▶ **DATASET EXTRACT**:
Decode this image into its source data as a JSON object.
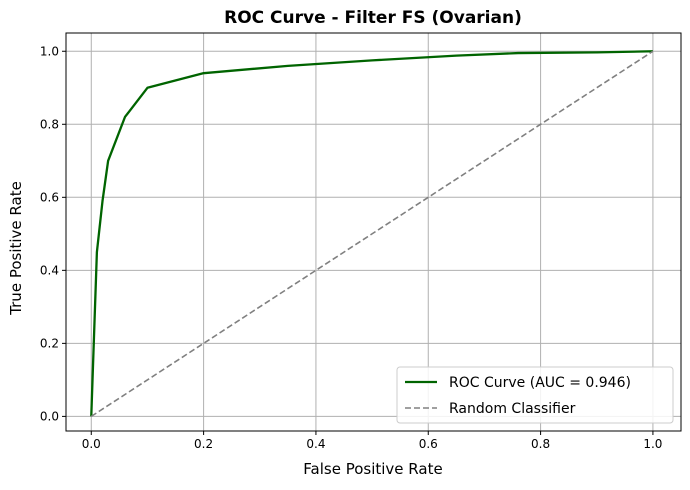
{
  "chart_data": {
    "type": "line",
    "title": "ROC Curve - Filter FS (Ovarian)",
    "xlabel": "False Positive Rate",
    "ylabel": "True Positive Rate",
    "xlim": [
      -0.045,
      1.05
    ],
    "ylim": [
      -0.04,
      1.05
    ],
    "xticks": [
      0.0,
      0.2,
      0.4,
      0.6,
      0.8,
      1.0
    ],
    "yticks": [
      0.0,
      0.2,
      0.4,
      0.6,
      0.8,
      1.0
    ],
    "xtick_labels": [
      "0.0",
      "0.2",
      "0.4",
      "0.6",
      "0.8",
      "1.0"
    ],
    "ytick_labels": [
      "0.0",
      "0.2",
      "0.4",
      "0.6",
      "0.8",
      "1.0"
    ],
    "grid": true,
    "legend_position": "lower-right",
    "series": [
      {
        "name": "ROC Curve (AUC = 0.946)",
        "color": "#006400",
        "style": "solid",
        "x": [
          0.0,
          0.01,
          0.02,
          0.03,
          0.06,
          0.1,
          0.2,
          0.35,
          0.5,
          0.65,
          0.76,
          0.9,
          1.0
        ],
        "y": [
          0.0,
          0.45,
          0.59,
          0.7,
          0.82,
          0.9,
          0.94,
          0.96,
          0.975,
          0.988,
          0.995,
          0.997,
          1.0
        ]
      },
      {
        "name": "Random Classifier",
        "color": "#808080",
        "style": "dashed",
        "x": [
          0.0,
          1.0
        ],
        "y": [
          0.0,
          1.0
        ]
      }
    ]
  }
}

▶ **TASK**:
Give nothing but the count of lines in the listing above that hold the string "Rate".

▶ **ANSWER**:
2